-- start Exercise input --

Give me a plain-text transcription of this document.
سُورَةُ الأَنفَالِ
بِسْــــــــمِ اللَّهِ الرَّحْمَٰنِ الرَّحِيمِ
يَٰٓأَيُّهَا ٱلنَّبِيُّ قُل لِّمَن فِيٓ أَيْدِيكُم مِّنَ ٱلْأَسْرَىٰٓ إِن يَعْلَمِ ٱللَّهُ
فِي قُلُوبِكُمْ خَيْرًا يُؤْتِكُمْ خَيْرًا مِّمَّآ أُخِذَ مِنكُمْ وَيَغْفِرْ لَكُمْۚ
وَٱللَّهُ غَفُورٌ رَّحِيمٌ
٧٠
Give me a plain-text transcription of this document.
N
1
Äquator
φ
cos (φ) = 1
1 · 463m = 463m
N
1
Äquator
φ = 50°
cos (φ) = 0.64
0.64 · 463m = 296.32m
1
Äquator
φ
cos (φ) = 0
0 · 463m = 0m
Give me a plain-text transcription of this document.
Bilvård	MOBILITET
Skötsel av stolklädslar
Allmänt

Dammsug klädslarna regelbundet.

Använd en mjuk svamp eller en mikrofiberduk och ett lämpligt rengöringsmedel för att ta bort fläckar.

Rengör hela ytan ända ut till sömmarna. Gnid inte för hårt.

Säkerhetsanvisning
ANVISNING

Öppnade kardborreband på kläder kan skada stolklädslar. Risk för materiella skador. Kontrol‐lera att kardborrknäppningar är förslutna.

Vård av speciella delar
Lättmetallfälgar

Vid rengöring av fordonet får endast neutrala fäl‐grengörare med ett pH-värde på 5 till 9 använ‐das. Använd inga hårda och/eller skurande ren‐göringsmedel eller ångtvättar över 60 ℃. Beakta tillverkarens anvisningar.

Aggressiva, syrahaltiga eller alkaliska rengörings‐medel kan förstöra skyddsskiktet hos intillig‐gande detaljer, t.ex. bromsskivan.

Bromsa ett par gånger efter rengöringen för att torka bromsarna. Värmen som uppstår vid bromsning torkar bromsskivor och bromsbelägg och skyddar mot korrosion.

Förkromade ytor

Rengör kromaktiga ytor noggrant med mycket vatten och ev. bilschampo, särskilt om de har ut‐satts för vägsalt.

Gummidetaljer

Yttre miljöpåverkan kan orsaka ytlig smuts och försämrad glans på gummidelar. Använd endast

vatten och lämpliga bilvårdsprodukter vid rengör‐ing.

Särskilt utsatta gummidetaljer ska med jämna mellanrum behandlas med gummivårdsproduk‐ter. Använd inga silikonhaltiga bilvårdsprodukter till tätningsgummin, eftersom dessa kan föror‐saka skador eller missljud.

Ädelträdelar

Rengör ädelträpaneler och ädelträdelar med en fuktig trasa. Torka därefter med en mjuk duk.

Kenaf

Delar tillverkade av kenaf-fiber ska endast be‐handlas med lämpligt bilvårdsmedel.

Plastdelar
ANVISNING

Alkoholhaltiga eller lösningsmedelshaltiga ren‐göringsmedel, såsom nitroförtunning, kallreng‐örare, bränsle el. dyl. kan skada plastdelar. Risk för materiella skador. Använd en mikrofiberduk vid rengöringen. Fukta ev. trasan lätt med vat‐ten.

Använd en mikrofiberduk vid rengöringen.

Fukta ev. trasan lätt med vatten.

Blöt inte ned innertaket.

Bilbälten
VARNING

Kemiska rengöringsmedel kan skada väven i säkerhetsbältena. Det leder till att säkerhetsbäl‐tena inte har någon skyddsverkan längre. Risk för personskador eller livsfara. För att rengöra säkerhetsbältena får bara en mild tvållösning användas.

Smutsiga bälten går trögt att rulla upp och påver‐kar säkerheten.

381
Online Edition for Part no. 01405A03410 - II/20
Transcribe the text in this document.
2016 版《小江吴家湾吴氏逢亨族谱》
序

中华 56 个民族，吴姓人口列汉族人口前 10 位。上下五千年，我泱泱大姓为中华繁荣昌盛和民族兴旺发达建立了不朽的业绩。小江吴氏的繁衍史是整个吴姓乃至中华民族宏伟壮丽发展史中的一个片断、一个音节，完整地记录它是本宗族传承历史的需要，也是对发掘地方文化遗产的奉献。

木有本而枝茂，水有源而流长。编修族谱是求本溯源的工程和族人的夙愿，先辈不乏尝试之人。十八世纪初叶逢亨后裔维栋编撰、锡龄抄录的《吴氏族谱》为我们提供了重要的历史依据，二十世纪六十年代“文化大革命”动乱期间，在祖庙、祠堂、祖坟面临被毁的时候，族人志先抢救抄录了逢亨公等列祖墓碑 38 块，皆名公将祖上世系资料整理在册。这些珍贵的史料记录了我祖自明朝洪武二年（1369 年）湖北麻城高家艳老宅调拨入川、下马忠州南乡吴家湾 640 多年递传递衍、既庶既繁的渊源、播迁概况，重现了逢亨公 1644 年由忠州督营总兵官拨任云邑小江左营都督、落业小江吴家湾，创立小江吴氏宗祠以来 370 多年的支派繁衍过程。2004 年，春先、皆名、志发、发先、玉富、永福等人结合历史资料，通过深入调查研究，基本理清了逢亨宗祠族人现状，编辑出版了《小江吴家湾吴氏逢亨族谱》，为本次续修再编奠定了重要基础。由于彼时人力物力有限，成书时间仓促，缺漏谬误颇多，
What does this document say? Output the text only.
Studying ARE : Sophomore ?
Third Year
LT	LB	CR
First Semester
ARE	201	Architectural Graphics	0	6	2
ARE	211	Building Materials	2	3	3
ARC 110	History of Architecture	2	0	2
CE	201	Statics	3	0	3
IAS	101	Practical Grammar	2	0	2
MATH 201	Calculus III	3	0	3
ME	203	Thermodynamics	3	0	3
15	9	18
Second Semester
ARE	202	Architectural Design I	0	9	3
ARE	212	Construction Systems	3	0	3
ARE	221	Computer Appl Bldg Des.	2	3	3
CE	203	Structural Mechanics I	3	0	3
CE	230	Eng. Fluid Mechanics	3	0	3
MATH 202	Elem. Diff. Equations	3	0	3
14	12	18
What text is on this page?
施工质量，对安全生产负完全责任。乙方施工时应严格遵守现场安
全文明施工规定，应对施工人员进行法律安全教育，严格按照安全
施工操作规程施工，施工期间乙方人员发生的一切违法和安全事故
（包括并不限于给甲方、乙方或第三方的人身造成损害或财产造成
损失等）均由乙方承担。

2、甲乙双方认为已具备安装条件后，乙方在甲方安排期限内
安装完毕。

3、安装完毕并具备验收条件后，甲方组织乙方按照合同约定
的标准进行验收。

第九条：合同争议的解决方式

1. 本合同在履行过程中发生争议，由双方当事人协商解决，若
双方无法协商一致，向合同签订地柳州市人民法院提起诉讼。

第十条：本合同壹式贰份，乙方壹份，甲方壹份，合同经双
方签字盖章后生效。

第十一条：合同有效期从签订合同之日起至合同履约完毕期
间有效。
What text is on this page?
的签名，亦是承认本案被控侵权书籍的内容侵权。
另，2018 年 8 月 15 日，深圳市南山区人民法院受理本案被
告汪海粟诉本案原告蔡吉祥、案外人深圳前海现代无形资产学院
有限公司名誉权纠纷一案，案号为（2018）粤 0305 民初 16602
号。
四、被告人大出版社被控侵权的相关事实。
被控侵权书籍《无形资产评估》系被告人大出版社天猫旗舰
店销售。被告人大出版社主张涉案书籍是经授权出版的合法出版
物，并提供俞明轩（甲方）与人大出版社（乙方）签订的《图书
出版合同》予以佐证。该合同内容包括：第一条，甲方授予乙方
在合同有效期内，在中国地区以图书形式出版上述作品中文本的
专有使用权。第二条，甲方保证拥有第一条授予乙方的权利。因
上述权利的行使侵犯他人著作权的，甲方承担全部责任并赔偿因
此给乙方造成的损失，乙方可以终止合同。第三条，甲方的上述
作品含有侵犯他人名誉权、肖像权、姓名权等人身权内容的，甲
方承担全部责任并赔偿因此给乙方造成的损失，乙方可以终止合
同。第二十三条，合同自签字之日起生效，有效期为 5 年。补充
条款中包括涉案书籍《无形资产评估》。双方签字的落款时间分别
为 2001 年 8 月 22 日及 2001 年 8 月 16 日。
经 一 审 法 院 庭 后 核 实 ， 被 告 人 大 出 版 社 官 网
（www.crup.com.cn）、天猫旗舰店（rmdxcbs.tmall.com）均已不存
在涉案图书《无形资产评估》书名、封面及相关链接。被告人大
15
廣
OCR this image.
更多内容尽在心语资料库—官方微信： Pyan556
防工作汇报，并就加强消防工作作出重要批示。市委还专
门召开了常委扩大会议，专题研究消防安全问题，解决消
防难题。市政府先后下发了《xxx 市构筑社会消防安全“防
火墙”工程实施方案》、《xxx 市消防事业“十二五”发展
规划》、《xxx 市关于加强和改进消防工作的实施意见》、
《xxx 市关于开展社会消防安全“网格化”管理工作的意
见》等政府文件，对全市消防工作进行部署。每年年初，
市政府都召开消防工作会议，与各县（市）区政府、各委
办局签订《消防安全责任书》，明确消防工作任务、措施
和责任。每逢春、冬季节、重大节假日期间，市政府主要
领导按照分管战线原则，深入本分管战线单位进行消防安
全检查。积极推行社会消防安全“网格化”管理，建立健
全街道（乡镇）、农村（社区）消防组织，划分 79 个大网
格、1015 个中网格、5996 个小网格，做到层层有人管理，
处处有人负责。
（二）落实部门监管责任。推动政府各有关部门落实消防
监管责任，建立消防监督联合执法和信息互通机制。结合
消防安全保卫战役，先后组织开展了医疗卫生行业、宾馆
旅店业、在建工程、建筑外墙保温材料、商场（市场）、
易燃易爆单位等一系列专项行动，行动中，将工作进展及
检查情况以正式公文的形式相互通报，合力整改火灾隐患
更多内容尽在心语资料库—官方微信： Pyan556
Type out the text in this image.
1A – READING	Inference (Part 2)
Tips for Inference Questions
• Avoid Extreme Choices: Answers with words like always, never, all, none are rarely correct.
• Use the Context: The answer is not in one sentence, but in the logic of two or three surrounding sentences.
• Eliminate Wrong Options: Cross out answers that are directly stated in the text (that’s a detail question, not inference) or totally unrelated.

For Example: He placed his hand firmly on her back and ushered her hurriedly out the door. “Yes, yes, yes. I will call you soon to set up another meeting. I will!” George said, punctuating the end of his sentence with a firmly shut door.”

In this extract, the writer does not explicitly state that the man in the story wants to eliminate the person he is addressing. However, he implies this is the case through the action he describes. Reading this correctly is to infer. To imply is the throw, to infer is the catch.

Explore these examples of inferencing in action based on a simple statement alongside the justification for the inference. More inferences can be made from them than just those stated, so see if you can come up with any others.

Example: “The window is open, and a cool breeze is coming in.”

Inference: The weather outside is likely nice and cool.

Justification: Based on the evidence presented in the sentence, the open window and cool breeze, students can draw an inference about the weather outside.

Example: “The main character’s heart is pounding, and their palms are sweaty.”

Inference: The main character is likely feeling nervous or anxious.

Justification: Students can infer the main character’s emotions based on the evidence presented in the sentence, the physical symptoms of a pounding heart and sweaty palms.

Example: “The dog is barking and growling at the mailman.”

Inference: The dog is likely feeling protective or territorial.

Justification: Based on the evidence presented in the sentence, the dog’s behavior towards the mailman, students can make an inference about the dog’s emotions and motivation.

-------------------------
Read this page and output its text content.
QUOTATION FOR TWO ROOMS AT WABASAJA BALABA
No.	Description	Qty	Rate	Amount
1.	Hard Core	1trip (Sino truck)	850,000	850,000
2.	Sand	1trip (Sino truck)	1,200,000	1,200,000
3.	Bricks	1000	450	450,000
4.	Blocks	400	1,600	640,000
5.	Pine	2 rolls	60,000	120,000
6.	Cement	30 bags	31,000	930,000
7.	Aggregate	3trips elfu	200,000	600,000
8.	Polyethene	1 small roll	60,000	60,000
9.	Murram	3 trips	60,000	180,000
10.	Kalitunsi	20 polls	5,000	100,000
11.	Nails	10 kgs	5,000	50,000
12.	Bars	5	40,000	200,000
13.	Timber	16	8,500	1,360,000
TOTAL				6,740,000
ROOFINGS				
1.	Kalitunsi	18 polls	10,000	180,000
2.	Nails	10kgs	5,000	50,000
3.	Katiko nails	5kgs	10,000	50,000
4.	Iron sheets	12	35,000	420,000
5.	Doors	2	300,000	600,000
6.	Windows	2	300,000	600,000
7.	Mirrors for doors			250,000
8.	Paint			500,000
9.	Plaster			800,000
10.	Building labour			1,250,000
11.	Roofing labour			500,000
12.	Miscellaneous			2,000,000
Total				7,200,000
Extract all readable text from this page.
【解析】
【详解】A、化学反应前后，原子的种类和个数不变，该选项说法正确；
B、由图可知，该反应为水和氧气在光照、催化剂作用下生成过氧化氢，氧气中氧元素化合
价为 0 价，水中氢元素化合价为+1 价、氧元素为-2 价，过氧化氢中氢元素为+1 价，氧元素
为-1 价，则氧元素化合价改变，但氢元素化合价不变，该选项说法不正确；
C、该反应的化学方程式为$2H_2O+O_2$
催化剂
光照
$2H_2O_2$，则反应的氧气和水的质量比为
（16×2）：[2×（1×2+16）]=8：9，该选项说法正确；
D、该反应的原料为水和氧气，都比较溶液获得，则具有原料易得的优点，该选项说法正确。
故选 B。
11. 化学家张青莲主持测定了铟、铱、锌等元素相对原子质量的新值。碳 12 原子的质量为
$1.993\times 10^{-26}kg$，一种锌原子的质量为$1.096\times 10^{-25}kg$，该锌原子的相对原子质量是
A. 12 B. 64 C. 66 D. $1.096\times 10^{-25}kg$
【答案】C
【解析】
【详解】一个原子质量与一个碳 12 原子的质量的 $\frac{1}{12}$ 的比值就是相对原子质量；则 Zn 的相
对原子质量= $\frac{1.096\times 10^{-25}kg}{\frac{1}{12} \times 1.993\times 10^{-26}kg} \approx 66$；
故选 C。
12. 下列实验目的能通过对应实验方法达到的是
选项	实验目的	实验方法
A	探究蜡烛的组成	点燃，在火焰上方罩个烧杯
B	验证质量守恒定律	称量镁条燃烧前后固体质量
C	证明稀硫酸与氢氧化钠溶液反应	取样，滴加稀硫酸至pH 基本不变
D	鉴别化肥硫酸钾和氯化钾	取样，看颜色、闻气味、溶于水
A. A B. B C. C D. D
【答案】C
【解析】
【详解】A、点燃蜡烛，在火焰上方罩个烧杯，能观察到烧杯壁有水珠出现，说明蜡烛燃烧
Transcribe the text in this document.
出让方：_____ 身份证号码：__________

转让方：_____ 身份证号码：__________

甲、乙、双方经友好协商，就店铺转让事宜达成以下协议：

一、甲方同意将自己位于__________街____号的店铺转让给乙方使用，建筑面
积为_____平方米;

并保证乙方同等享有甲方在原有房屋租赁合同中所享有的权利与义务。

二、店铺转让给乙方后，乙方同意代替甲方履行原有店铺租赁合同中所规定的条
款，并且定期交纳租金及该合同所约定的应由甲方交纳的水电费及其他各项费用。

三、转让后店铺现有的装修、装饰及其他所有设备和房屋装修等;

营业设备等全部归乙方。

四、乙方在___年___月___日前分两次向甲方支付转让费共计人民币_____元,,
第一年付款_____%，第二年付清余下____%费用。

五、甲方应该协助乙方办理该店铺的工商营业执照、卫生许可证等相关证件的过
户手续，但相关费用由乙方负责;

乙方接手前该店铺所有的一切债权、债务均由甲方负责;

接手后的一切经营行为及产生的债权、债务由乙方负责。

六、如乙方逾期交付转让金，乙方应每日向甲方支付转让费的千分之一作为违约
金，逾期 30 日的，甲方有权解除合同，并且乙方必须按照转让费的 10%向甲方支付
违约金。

-- end Exercise input --

Only lines with the word "stolklädslar" should be collected from the material.

• _Result below_:
Skötsel av stolklädslar
Öppnade kardborreband på kläder kan skada stolklädslar. Risk för materiella skador. Kontrol‐lera att kardborrknäppningar är förslutna.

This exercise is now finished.